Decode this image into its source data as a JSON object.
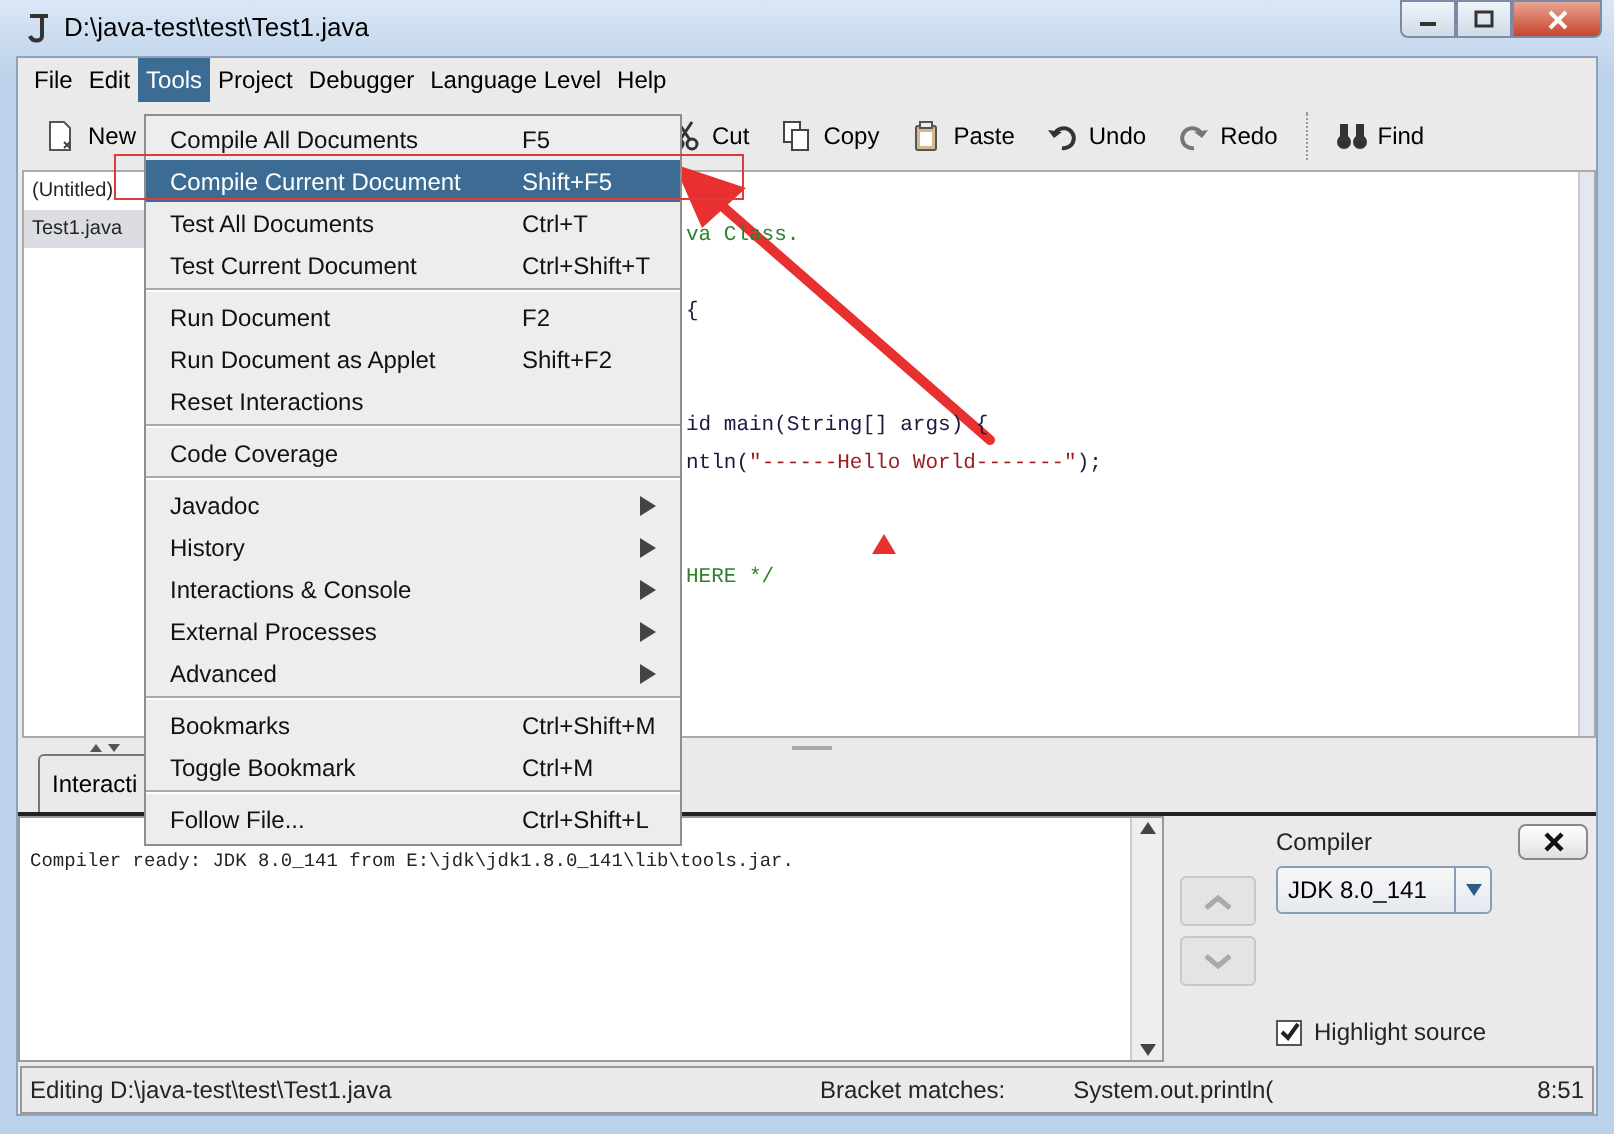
{
  "window": {
    "title": "D:\\java-test\\test\\Test1.java"
  },
  "menu_bar": [
    {
      "label": "File",
      "selected": false
    },
    {
      "label": "Edit",
      "selected": false
    },
    {
      "label": "Tools",
      "selected": true
    },
    {
      "label": "Project",
      "selected": false
    },
    {
      "label": "Debugger",
      "selected": false
    },
    {
      "label": "Language Level",
      "selected": false
    },
    {
      "label": "Help",
      "selected": false
    }
  ],
  "toolbar": {
    "left": [
      {
        "label": "New"
      }
    ],
    "right": [
      {
        "label": "Cut"
      },
      {
        "label": "Copy"
      },
      {
        "label": "Paste"
      },
      {
        "label": "Undo"
      },
      {
        "label": "Redo"
      },
      {
        "label": "Find"
      }
    ]
  },
  "documents": [
    {
      "name": "(Untitled)",
      "selected": false
    },
    {
      "name": "Test1.java",
      "selected": true
    }
  ],
  "editor": {
    "lines": [
      {
        "kind": "code",
        "segments": [
          {
            "text": "va Class.",
            "kind": "comment"
          }
        ]
      },
      {
        "kind": "blank"
      },
      {
        "kind": "code",
        "segments": [
          {
            "text": "{",
            "kind": "plain"
          }
        ]
      },
      {
        "kind": "blank"
      },
      {
        "kind": "blank"
      },
      {
        "kind": "code",
        "segments": [
          {
            "text": "id main(String[] args) {",
            "kind": "plain"
          }
        ]
      },
      {
        "kind": "code",
        "segments": [
          {
            "text": "ntln(",
            "kind": "plain"
          },
          {
            "text": "\"------Hello World-------\"",
            "kind": "string"
          },
          {
            "text": ");",
            "kind": "plain"
          }
        ]
      },
      {
        "kind": "blank"
      },
      {
        "kind": "blank"
      },
      {
        "kind": "code",
        "segments": [
          {
            "text": "HERE */",
            "kind": "comment"
          }
        ]
      }
    ]
  },
  "tabs": [
    {
      "label": "Interacti",
      "selected": true
    }
  ],
  "console": {
    "text": "Compiler ready: JDK 8.0_141 from E:\\jdk\\jdk1.8.0_141\\lib\\tools.jar."
  },
  "compiler_panel": {
    "label": "Compiler",
    "value": "JDK 8.0_141",
    "highlight_source": {
      "label": "Highlight source",
      "checked": true
    }
  },
  "status_bar": {
    "editing": "Editing D:\\java-test\\test\\Test1.java",
    "bracket_label": "Bracket matches:",
    "bracket_value": "System.out.println(",
    "position": "8:51"
  },
  "tools_menu": [
    {
      "kind": "item",
      "label": "Compile All Documents",
      "shortcut": "F5",
      "selected": false
    },
    {
      "kind": "item",
      "label": "Compile Current Document",
      "shortcut": "Shift+F5",
      "selected": true
    },
    {
      "kind": "item",
      "label": "Test All Documents",
      "shortcut": "Ctrl+T",
      "selected": false
    },
    {
      "kind": "item",
      "label": "Test Current Document",
      "shortcut": "Ctrl+Shift+T",
      "selected": false
    },
    {
      "kind": "separator"
    },
    {
      "kind": "item",
      "label": "Run Document",
      "shortcut": "F2",
      "selected": false
    },
    {
      "kind": "item",
      "label": "Run Document as Applet",
      "shortcut": "Shift+F2",
      "selected": false
    },
    {
      "kind": "item",
      "label": "Reset Interactions",
      "selected": false
    },
    {
      "kind": "separator"
    },
    {
      "kind": "item",
      "label": "Code Coverage",
      "selected": false
    },
    {
      "kind": "separator"
    },
    {
      "kind": "submenu",
      "label": "Javadoc",
      "selected": false
    },
    {
      "kind": "submenu",
      "label": "History",
      "selected": false
    },
    {
      "kind": "submenu",
      "label": "Interactions & Console",
      "selected": false
    },
    {
      "kind": "submenu",
      "label": "External Processes",
      "selected": false
    },
    {
      "kind": "submenu",
      "label": "Advanced",
      "selected": false
    },
    {
      "kind": "separator"
    },
    {
      "kind": "item",
      "label": "Bookmarks",
      "shortcut": "Ctrl+Shift+M",
      "selected": false
    },
    {
      "kind": "item",
      "label": "Toggle Bookmark",
      "shortcut": "Ctrl+M",
      "selected": false
    },
    {
      "kind": "separator"
    },
    {
      "kind": "item",
      "label": "Follow File...",
      "shortcut": "Ctrl+Shift+L",
      "selected": false
    }
  ]
}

···

Given task: Omit the pictures, then output the rest of the listing exactly.

The response:
Decode this image into its source data as a JSON object.
{
  "window": {
    "title": "D:\\java-test\\test\\Test1.java"
  },
  "menu_bar": [
    {
      "label": "File",
      "selected": false
    },
    {
      "label": "Edit",
      "selected": false
    },
    {
      "label": "Tools",
      "selected": true
    },
    {
      "label": "Project",
      "selected": false
    },
    {
      "label": "Debugger",
      "selected": false
    },
    {
      "label": "Language Level",
      "selected": false
    },
    {
      "label": "Help",
      "selected": false
    }
  ],
  "toolbar": {
    "left": [
      {
        "label": "New"
      }
    ],
    "right": [
      {
        "label": "Cut"
      },
      {
        "label": "Copy"
      },
      {
        "label": "Paste"
      },
      {
        "label": "Undo"
      },
      {
        "label": "Redo"
      },
      {
        "label": "Find"
      }
    ]
  },
  "documents": [
    {
      "name": "(Untitled)",
      "selected": false
    },
    {
      "name": "Test1.java",
      "selected": true
    }
  ],
  "editor": {
    "lines": [
      {
        "kind": "code",
        "segments": [
          {
            "text": "va Class.",
            "kind": "comment"
          }
        ]
      },
      {
        "kind": "blank"
      },
      {
        "kind": "code",
        "segments": [
          {
            "text": "{",
            "kind": "plain"
          }
        ]
      },
      {
        "kind": "blank"
      },
      {
        "kind": "blank"
      },
      {
        "kind": "code",
        "segments": [
          {
            "text": "id main(String[] args) {",
            "kind": "plain"
          }
        ]
      },
      {
        "kind": "code",
        "segments": [
          {
            "text": "ntln(",
            "kind": "plain"
          },
          {
            "text": "\"------Hello World-------\"",
            "kind": "string"
          },
          {
            "text": ");",
            "kind": "plain"
          }
        ]
      },
      {
        "kind": "blank"
      },
      {
        "kind": "blank"
      },
      {
        "kind": "code",
        "segments": [
          {
            "text": "HERE */",
            "kind": "comment"
          }
        ]
      }
    ]
  },
  "tabs": [
    {
      "label": "Interacti",
      "selected": true
    }
  ],
  "console": {
    "text": "Compiler ready: JDK 8.0_141 from E:\\jdk\\jdk1.8.0_141\\lib\\tools.jar."
  },
  "compiler_panel": {
    "label": "Compiler",
    "value": "JDK 8.0_141",
    "highlight_source": {
      "label": "Highlight source",
      "checked": true
    }
  },
  "status_bar": {
    "editing": "Editing D:\\java-test\\test\\Test1.java",
    "bracket_label": "Bracket matches:",
    "bracket_value": "System.out.println(",
    "position": "8:51"
  },
  "tools_menu": [
    {
      "kind": "item",
      "label": "Compile All Documents",
      "shortcut": "F5",
      "selected": false
    },
    {
      "kind": "item",
      "label": "Compile Current Document",
      "shortcut": "Shift+F5",
      "selected": true
    },
    {
      "kind": "item",
      "label": "Test All Documents",
      "shortcut": "Ctrl+T",
      "selected": false
    },
    {
      "kind": "item",
      "label": "Test Current Document",
      "shortcut": "Ctrl+Shift+T",
      "selected": false
    },
    {
      "kind": "separator"
    },
    {
      "kind": "item",
      "label": "Run Document",
      "shortcut": "F2",
      "selected": false
    },
    {
      "kind": "item",
      "label": "Run Document as Applet",
      "shortcut": "Shift+F2",
      "selected": false
    },
    {
      "kind": "item",
      "label": "Reset Interactions",
      "selected": false
    },
    {
      "kind": "separator"
    },
    {
      "kind": "item",
      "label": "Code Coverage",
      "selected": false
    },
    {
      "kind": "separator"
    },
    {
      "kind": "submenu",
      "label": "Javadoc",
      "selected": false
    },
    {
      "kind": "submenu",
      "label": "History",
      "selected": false
    },
    {
      "kind": "submenu",
      "label": "Interactions & Console",
      "selected": false
    },
    {
      "kind": "submenu",
      "label": "External Processes",
      "selected": false
    },
    {
      "kind": "submenu",
      "label": "Advanced",
      "selected": false
    },
    {
      "kind": "separator"
    },
    {
      "kind": "item",
      "label": "Bookmarks",
      "shortcut": "Ctrl+Shift+M",
      "selected": false
    },
    {
      "kind": "item",
      "label": "Toggle Bookmark",
      "shortcut": "Ctrl+M",
      "selected": false
    },
    {
      "kind": "separator"
    },
    {
      "kind": "item",
      "label": "Follow File...",
      "shortcut": "Ctrl+Shift+L",
      "selected": false
    }
  ]
}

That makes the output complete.